» **To do**
Could you print all the entries exactly?

= = = =

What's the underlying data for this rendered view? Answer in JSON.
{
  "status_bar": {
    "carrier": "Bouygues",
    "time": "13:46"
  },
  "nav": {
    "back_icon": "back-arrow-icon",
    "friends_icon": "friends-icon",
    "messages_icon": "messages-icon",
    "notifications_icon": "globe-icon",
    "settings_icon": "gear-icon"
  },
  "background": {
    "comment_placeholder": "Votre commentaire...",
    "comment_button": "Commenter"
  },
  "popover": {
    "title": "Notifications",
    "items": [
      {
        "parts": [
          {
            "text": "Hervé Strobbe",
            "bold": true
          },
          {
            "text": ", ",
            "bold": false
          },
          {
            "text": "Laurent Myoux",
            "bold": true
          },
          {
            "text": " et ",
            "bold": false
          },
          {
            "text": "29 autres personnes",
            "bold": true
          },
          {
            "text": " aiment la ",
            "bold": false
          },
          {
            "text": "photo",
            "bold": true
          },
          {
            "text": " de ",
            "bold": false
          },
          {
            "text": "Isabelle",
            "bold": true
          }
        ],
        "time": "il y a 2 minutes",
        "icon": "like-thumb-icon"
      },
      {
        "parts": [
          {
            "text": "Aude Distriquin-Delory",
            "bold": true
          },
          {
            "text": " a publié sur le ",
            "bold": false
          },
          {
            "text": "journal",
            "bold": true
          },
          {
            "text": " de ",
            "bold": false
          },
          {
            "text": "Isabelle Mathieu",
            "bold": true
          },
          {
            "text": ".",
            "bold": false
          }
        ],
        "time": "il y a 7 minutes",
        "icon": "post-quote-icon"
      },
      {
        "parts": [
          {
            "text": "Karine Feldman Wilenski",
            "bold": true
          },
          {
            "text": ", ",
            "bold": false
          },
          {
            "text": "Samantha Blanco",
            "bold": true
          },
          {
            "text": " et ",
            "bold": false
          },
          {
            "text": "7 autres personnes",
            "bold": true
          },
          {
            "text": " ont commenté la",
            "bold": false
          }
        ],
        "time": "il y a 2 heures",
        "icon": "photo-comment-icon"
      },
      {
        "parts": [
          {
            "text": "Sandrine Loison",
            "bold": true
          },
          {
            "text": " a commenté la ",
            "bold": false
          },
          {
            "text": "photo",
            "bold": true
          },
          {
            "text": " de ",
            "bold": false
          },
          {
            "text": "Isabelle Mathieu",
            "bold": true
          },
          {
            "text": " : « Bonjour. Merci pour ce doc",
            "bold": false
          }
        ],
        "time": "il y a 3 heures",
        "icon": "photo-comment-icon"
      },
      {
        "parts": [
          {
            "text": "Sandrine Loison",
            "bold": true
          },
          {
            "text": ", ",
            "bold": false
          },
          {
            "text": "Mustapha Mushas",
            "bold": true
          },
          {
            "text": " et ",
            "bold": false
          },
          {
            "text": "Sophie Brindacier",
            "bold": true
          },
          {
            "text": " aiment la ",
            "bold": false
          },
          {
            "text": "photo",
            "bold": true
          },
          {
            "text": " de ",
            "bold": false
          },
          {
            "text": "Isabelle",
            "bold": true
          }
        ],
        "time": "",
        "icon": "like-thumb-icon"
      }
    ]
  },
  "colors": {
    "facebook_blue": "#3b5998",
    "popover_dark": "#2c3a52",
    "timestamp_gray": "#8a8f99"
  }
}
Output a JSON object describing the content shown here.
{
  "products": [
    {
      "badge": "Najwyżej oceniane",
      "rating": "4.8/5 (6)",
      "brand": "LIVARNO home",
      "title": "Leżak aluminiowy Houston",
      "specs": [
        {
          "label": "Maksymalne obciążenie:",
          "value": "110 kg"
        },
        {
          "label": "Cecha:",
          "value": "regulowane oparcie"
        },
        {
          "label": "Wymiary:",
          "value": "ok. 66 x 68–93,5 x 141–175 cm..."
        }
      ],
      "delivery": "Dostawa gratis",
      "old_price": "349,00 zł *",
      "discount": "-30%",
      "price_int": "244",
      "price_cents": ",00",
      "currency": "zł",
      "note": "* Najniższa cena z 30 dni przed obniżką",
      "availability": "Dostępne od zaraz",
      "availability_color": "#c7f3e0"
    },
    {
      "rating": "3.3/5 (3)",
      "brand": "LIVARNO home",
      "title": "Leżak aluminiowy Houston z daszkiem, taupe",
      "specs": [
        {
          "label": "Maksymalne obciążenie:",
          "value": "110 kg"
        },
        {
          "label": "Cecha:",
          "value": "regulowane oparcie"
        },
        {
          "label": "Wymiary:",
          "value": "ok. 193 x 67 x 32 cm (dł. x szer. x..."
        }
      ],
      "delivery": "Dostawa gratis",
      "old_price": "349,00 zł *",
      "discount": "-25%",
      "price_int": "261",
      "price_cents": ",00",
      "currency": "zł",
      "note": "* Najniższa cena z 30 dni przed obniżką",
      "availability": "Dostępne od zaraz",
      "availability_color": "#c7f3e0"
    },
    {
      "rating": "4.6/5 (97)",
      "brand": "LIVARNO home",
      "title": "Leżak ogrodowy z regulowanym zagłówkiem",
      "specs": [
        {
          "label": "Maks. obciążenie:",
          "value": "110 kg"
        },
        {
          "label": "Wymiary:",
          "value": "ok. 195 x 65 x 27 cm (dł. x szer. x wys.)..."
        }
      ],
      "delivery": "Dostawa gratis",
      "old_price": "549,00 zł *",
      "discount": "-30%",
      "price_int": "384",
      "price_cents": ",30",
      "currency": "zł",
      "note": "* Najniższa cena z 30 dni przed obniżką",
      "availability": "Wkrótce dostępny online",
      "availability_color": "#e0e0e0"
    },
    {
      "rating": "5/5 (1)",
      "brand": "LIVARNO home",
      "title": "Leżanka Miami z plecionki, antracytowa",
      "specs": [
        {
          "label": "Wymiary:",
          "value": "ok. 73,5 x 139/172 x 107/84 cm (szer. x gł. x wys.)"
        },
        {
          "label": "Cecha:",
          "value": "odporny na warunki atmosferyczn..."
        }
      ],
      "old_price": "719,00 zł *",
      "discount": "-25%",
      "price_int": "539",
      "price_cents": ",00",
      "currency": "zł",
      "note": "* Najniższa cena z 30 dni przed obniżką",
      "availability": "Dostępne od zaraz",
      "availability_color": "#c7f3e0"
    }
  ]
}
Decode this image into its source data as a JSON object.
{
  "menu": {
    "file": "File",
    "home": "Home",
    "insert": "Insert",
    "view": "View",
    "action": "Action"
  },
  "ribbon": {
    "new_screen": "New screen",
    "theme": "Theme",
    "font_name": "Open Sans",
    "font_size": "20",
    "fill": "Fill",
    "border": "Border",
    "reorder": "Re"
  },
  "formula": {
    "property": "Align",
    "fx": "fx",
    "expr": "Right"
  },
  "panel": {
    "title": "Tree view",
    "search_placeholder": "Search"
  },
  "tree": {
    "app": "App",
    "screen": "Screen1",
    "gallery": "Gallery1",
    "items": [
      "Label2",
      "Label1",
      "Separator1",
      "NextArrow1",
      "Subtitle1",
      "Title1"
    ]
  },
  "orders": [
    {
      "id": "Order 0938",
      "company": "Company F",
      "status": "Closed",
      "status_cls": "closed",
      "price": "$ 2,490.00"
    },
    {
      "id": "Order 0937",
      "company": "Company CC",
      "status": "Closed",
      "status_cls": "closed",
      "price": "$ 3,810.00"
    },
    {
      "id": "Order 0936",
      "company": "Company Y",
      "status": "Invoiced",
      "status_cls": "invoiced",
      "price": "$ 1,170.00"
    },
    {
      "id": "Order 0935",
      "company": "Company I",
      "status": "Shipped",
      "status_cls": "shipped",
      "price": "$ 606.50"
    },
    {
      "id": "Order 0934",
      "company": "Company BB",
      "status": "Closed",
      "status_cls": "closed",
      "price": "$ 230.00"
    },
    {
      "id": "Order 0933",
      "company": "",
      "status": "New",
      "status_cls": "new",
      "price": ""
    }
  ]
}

= = = =

» **Exercise response**
What's the underlying data for this rendered view? Answer in JSON.
{
  "status_bar": {
    "carrier": "Bouygues",
    "time": "13:46"
  },
  "nav": {
    "back_icon": "back-arrow-icon",
    "friends_icon": "friends-icon",
    "messages_icon": "messages-icon",
    "notifications_icon": "globe-icon",
    "settings_icon": "gear-icon"
  },
  "background": {
    "comment_placeholder": "Votre commentaire...",
    "comment_button": "Commenter"
  },
  "popover": {
    "title": "Notifications",
    "items": [
      {
        "parts": [
          {
            "text": "Hervé Strobbe",
            "bold": true
          },
          {
            "text": ", ",
            "bold": false
          },
          {
            "text": "Laurent Myoux",
            "bold": true
          },
          {
            "text": " et ",
            "bold": false
          },
          {
            "text": "29 autres personnes",
            "bold": true
          },
          {
            "text": " aiment la ",
            "bold": false
          },
          {
            "text": "photo",
            "bold": true
          },
          {
            "text": " de ",
            "bold": false
          },
          {
            "text": "Isabelle",
            "bold": true
          }
        ],
        "time": "il y a 2 minutes",
        "icon": "like-thumb-icon"
      },
      {
        "parts": [
          {
            "text": "Aude Distriquin-Delory",
            "bold": true
          },
          {
            "text": " a publié sur le ",
            "bold": false
          },
          {
            "text": "journal",
            "bold": true
          },
          {
            "text": " de ",
            "bold": false
          },
          {
            "text": "Isabelle Mathieu",
            "bold": true
          },
          {
            "text": ".",
            "bold": false
          }
        ],
        "time": "il y a 7 minutes",
        "icon": "post-quote-icon"
      },
      {
        "parts": [
          {
            "text": "Karine Feldman Wilenski",
            "bold": true
          },
          {
            "text": ", ",
            "bold": false
          },
          {
            "text": "Samantha Blanco",
            "bold": true
          },
          {
            "text": " et ",
            "bold": false
          },
          {
            "text": "7 autres personnes",
            "bold": true
          },
          {
            "text": " ont commenté la",
            "bold": false
          }
        ],
        "time": "il y a 2 heures",
        "icon": "photo-comment-icon"
      },
      {
        "parts": [
          {
            "text": "Sandrine Loison",
            "bold": true
          },
          {
            "text": " a commenté la ",
            "bold": false
          },
          {
            "text": "photo",
            "bold": true
          },
          {
            "text": " de ",
            "bold": false
          },
          {
            "text": "Isabelle Mathieu",
            "bold": true
          },
          {
            "text": " : « Bonjour. Merci pour ce doc",
            "bold": false
          }
        ],
        "time": "il y a 3 heures",
        "icon": "photo-comment-icon"
      },
      {
        "parts": [
          {
            "text": "Sandrine Loison",
            "bold": true
          },
          {
            "text": ", ",
            "bold": false
          },
          {
            "text": "Mustapha Mushas",
            "bold": true
          },
          {
            "text": " et ",
            "bold": false
          },
          {
            "text": "Sophie Brindacier",
            "bold": true
          },
          {
            "text": " aiment la ",
            "bold": false
          },
          {
            "text": "photo",
            "bold": true
          },
          {
            "text": " de ",
            "bold": false
          },
          {
            "text": "Isabelle",
            "bold": true
          }
        ],
        "time": "",
        "icon": "like-thumb-icon"
      }
    ]
  },
  "colors": {
    "facebook_blue": "#3b5998",
    "popover_dark": "#2c3a52",
    "timestamp_gray": "#8a8f99"
  }
}
Output a JSON object describing the content shown here.
{
  "products": [
    {
      "badge": "Najwyżej oceniane",
      "rating": "4.8/5 (6)",
      "brand": "LIVARNO home",
      "title": "Leżak aluminiowy Houston",
      "specs": [
        {
          "label": "Maksymalne obciążenie:",
          "value": "110 kg"
        },
        {
          "label": "Cecha:",
          "value": "regulowane oparcie"
        },
        {
          "label": "Wymiary:",
          "value": "ok. 66 x 68–93,5 x 141–175 cm..."
        }
      ],
      "delivery": "Dostawa gratis",
      "old_price": "349,00 zł *",
      "discount": "-30%",
      "price_int": "244",
      "price_cents": ",00",
      "currency": "zł",
      "note": "* Najniższa cena z 30 dni przed obniżką",
      "availability": "Dostępne od zaraz",
      "availability_color": "#c7f3e0"
    },
    {
      "rating": "3.3/5 (3)",
      "brand": "LIVARNO home",
      "title": "Leżak aluminiowy Houston z daszkiem, taupe",
      "specs": [
        {
          "label": "Maksymalne obciążenie:",
          "value": "110 kg"
        },
        {
          "label": "Cecha:",
          "value": "regulowane oparcie"
        },
        {
          "label": "Wymiary:",
          "value": "ok. 193 x 67 x 32 cm (dł. x szer. x..."
        }
      ],
      "delivery": "Dostawa gratis",
      "old_price": "349,00 zł *",
      "discount": "-25%",
      "price_int": "261",
      "price_cents": ",00",
      "currency": "zł",
      "note": "* Najniższa cena z 30 dni przed obniżką",
      "availability": "Dostępne od zaraz",
      "availability_color": "#c7f3e0"
    },
    {
      "rating": "4.6/5 (97)",
      "brand": "LIVARNO home",
      "title": "Leżak ogrodowy z regulowanym zagłówkiem",
      "specs": [
        {
          "label": "Maks. obciążenie:",
          "value": "110 kg"
        },
        {
          "label": "Wymiary:",
          "value": "ok. 195 x 65 x 27 cm (dł. x szer. x wys.)..."
        }
      ],
      "delivery": "Dostawa gratis",
      "old_price": "549,00 zł *",
      "discount": "-30%",
      "price_int": "384",
      "price_cents": ",30",
      "currency": "zł",
      "note": "* Najniższa cena z 30 dni przed obniżką",
      "availability": "Wkrótce dostępny online",
      "availability_color": "#e0e0e0"
    },
    {
      "rating": "5/5 (1)",
      "brand": "LIVARNO home",
      "title": "Leżanka Miami z plecionki, antracytowa",
      "specs": [
        {
          "label": "Wymiary:",
          "value": "ok. 73,5 x 139/172 x 107/84 cm (szer. x gł. x wys.)"
        },
        {
          "label": "Cecha:",
          "value": "odporny na warunki atmosferyczn..."
        }
      ],
      "old_price": "719,00 zł *",
      "discount": "-25%",
      "price_int": "539",
      "price_cents": ",00",
      "currency": "zł",
      "note": "* Najniższa cena z 30 dni przed obniżką",
      "availability": "Dostępne od zaraz",
      "availability_color": "#c7f3e0"
    }
  ]
}
Decode this image into its source data as a JSON object.
{
  "menu": {
    "file": "File",
    "home": "Home",
    "insert": "Insert",
    "view": "View",
    "action": "Action"
  },
  "ribbon": {
    "new_screen": "New screen",
    "theme": "Theme",
    "font_name": "Open Sans",
    "font_size": "20",
    "fill": "Fill",
    "border": "Border",
    "reorder": "Re"
  },
  "formula": {
    "property": "Align",
    "fx": "fx",
    "expr": "Right"
  },
  "panel": {
    "title": "Tree view",
    "search_placeholder": "Search"
  },
  "tree": {
    "app": "App",
    "screen": "Screen1",
    "gallery": "Gallery1",
    "items": [
      "Label2",
      "Label1",
      "Separator1",
      "NextArrow1",
      "Subtitle1",
      "Title1"
    ]
  },
  "orders": [
    {
      "id": "Order 0938",
      "company": "Company F",
      "status": "Closed",
      "status_cls": "closed",
      "price": "$ 2,490.00"
    },
    {
      "id": "Order 0937",
      "company": "Company CC",
      "status": "Closed",
      "status_cls": "closed",
      "price": "$ 3,810.00"
    },
    {
      "id": "Order 0936",
      "company": "Company Y",
      "status": "Invoiced",
      "status_cls": "invoiced",
      "price": "$ 1,170.00"
    },
    {
      "id": "Order 0935",
      "company": "Company I",
      "status": "Shipped",
      "status_cls": "shipped",
      "price": "$ 606.50"
    },
    {
      "id": "Order 0934",
      "company": "Company BB",
      "status": "Closed",
      "status_cls": "closed",
      "price": "$ 230.00"
    },
    {
      "id": "Order 0933",
      "company": "",
      "status": "New",
      "status_cls": "new",
      "price": ""
    }
  ]
}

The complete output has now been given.